Entries from a dataset

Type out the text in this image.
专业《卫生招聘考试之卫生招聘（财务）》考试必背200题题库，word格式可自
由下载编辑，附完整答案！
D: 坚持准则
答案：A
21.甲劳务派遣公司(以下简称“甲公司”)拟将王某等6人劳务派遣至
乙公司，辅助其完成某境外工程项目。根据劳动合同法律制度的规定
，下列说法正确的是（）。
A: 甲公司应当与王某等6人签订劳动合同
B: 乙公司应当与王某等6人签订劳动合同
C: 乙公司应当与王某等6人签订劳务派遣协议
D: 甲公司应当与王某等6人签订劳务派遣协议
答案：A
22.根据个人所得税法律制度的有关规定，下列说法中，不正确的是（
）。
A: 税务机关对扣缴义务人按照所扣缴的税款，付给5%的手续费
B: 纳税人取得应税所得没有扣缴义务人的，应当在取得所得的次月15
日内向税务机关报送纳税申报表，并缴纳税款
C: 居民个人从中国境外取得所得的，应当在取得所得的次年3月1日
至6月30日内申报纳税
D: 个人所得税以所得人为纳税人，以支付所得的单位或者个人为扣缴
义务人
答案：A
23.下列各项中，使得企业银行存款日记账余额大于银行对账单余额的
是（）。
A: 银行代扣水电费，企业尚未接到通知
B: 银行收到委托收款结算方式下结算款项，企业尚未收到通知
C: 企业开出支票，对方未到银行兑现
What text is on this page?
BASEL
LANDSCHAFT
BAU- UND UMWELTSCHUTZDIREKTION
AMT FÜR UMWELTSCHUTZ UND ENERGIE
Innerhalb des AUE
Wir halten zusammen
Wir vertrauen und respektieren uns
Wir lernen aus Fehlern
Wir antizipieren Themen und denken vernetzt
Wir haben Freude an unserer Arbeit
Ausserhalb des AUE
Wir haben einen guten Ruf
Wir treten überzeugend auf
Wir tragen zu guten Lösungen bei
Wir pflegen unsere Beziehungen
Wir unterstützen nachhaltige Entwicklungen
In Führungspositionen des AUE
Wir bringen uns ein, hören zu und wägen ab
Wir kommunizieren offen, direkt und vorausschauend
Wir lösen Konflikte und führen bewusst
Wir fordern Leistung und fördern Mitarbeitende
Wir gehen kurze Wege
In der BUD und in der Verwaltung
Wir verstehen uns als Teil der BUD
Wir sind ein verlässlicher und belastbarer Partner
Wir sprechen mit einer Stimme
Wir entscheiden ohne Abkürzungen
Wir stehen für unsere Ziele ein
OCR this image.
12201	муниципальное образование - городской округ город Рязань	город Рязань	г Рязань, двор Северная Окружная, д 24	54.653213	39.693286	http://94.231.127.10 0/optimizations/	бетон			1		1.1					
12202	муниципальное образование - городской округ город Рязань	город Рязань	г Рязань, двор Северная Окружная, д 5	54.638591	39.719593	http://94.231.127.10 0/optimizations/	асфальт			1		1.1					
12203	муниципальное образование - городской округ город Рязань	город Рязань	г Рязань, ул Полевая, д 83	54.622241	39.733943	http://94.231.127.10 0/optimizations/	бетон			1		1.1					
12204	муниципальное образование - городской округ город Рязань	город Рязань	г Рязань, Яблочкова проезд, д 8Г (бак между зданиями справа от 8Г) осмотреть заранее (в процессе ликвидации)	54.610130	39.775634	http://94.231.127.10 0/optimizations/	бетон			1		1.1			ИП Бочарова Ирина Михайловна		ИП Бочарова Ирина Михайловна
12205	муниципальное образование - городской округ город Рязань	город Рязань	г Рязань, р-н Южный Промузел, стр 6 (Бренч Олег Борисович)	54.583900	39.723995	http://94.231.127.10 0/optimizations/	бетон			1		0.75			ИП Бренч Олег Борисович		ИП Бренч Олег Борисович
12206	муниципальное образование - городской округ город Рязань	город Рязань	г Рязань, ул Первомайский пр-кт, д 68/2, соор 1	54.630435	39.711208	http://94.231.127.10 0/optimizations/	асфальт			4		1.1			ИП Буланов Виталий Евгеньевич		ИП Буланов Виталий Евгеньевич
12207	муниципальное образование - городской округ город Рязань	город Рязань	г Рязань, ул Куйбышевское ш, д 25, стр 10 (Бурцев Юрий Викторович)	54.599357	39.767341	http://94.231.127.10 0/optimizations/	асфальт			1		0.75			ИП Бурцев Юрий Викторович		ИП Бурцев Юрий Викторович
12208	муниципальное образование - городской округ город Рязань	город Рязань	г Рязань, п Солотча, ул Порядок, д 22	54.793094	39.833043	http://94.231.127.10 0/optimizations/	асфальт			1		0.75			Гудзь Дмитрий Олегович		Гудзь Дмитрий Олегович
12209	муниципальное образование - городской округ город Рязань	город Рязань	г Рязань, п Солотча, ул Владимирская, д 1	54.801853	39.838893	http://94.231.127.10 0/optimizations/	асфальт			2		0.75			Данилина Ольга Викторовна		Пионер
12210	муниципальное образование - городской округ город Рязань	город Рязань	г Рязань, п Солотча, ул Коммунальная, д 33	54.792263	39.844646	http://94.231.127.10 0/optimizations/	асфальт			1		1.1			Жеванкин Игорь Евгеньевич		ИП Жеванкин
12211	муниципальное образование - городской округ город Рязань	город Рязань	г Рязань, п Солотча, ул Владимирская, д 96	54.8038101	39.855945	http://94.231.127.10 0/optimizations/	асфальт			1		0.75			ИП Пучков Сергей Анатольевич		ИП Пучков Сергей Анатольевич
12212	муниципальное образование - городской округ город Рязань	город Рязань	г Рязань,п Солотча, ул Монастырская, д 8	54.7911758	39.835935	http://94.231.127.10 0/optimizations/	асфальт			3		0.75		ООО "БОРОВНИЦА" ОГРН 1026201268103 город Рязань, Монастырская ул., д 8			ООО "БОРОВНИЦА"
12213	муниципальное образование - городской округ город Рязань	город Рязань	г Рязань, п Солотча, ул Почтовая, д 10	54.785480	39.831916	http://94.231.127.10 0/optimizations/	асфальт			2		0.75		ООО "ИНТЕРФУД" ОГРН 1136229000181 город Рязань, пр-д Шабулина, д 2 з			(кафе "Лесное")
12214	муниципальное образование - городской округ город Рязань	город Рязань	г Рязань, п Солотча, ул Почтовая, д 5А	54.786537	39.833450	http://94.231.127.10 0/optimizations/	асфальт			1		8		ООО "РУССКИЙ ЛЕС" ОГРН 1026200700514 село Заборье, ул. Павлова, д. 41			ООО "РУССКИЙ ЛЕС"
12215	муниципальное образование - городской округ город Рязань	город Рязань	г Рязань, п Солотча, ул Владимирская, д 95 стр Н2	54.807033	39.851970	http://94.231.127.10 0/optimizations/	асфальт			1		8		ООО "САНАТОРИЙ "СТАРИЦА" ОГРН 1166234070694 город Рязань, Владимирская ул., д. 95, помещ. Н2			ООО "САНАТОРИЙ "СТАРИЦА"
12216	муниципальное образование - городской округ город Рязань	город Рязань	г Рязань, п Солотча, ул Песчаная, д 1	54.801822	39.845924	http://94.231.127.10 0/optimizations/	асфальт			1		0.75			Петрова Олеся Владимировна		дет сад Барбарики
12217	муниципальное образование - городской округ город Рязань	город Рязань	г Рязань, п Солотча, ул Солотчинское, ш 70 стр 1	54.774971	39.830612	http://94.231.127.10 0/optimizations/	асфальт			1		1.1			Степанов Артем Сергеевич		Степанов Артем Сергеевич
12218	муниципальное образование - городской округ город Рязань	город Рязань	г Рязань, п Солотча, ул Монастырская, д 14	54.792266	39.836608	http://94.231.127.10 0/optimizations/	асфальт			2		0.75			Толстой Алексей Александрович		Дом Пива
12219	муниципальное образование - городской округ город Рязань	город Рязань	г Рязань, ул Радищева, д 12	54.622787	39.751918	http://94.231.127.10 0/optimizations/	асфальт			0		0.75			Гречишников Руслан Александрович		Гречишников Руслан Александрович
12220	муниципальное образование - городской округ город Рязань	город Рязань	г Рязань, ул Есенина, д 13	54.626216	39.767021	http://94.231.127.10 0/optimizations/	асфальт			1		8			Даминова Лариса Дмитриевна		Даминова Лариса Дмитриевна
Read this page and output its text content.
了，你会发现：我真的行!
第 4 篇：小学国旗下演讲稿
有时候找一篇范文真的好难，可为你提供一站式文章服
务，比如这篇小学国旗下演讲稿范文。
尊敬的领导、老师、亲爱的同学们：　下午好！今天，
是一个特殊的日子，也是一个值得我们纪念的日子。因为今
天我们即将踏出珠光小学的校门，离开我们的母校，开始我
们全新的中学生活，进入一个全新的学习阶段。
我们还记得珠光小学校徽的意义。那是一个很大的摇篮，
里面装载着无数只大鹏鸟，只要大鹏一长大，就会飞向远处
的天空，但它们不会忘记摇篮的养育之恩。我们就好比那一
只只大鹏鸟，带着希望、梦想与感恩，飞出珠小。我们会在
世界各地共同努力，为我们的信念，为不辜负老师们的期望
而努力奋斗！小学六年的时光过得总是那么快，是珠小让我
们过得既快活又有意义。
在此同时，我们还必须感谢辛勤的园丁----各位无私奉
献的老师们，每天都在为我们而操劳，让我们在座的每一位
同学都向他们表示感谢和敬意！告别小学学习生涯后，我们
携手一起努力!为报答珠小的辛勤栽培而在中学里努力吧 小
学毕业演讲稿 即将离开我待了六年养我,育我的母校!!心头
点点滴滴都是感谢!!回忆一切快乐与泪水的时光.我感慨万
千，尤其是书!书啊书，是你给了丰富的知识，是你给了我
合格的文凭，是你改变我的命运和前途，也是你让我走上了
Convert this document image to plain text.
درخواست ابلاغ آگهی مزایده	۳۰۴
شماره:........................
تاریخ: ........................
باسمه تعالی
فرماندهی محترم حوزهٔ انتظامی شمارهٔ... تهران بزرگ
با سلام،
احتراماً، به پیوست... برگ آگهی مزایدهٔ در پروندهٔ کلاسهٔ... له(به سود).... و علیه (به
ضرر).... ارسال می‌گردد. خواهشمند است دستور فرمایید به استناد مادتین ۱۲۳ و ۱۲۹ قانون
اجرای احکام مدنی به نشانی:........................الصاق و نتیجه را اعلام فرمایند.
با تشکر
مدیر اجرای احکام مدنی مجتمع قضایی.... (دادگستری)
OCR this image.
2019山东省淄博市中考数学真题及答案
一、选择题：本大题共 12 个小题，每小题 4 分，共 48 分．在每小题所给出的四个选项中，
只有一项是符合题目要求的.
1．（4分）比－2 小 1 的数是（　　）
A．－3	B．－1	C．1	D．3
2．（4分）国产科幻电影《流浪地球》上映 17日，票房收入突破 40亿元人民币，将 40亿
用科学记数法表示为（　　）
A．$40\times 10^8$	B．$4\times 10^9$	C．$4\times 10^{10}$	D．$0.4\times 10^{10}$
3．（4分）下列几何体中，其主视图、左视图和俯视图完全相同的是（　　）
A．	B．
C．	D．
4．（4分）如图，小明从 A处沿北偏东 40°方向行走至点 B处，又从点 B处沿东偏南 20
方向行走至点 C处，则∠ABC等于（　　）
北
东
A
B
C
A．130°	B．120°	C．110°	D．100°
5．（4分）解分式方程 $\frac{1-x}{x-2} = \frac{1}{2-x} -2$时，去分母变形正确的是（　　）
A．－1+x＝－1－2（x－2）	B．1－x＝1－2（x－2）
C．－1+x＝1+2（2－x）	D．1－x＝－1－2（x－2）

> _Brief_: Extract from the data every line where "مدنی" shows up.

> _Written response_:
اجرای احکام مدنی به نشانی:........................الصاق و نتیجه را اعلام فرمایند.
مدیر اجرای احکام مدنی مجتمع قضایی.... (دادگستری)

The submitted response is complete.